- Exercise aim: Identify the lines containing the word "والتسعون". Copy each one.
*****
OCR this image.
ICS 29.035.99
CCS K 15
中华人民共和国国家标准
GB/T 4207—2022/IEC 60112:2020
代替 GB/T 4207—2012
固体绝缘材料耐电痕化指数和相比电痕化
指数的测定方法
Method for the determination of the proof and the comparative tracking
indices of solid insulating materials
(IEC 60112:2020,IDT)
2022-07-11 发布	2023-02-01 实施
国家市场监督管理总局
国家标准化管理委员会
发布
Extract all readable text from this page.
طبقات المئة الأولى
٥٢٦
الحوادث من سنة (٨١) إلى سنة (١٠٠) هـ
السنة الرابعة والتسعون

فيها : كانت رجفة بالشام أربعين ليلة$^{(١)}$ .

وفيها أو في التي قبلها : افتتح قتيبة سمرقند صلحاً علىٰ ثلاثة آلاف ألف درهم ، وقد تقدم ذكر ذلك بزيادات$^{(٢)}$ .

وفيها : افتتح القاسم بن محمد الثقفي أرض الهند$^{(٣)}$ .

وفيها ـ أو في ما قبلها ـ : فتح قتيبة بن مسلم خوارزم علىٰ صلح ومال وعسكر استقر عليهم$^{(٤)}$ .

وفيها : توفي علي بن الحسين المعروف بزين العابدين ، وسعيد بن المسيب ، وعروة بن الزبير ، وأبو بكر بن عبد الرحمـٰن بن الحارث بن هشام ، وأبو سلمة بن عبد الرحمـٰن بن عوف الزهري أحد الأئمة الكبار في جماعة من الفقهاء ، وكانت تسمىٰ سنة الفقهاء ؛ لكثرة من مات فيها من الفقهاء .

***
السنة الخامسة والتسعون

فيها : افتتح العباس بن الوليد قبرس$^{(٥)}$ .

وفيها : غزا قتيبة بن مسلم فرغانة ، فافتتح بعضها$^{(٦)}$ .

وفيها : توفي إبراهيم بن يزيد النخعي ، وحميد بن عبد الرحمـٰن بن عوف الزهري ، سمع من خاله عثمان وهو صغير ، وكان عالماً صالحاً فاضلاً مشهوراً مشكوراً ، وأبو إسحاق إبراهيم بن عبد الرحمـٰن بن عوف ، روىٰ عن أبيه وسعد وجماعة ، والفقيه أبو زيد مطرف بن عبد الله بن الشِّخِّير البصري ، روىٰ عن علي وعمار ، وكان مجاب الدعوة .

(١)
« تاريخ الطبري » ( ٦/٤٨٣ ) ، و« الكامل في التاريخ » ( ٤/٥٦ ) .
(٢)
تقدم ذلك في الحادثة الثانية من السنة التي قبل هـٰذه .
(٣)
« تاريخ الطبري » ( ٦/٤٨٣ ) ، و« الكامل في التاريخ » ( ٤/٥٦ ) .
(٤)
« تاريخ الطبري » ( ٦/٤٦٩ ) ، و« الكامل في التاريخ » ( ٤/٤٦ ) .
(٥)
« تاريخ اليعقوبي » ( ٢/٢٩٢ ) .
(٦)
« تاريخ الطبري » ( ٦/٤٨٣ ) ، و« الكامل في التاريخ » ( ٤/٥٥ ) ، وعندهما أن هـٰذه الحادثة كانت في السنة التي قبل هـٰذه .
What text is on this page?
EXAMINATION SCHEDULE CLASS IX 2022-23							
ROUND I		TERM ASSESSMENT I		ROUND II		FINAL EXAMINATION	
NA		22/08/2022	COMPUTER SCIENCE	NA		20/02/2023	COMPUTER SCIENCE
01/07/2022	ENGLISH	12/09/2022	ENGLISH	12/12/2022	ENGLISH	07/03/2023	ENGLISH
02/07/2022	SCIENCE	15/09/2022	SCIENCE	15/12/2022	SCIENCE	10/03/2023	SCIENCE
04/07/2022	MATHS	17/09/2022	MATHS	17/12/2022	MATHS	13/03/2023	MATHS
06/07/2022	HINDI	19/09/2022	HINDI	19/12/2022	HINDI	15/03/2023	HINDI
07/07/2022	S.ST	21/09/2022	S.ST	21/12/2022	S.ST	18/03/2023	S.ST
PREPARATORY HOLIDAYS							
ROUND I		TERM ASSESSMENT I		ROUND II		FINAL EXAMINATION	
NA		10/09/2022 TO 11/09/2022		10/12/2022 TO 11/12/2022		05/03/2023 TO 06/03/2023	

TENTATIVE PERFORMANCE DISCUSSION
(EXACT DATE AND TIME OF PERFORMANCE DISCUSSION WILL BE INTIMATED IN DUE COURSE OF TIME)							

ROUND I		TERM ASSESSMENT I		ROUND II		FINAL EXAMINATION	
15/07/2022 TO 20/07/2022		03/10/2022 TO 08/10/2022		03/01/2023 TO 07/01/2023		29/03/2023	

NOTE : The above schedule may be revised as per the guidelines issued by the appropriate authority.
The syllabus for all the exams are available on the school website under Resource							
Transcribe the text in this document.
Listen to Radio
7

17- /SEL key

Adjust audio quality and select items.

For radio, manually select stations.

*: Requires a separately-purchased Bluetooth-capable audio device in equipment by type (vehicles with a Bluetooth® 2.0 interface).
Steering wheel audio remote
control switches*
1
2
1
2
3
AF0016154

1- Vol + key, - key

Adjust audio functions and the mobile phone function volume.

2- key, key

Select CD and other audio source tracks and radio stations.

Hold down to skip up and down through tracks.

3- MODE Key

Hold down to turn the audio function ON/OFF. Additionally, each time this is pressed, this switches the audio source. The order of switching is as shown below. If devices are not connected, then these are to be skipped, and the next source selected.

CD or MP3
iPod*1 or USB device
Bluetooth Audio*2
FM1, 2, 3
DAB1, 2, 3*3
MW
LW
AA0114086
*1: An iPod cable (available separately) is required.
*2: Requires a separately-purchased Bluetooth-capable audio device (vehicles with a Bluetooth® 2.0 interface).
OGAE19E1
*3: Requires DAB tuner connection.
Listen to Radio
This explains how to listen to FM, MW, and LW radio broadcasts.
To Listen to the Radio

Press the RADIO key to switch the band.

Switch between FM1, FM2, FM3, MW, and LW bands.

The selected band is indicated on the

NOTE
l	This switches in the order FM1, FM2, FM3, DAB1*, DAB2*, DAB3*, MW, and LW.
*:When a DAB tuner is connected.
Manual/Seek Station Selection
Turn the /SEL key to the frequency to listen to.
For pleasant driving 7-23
*****
- Answer for the task:
السنة الرابعة والتسعون
السنة الخامسة والتسعون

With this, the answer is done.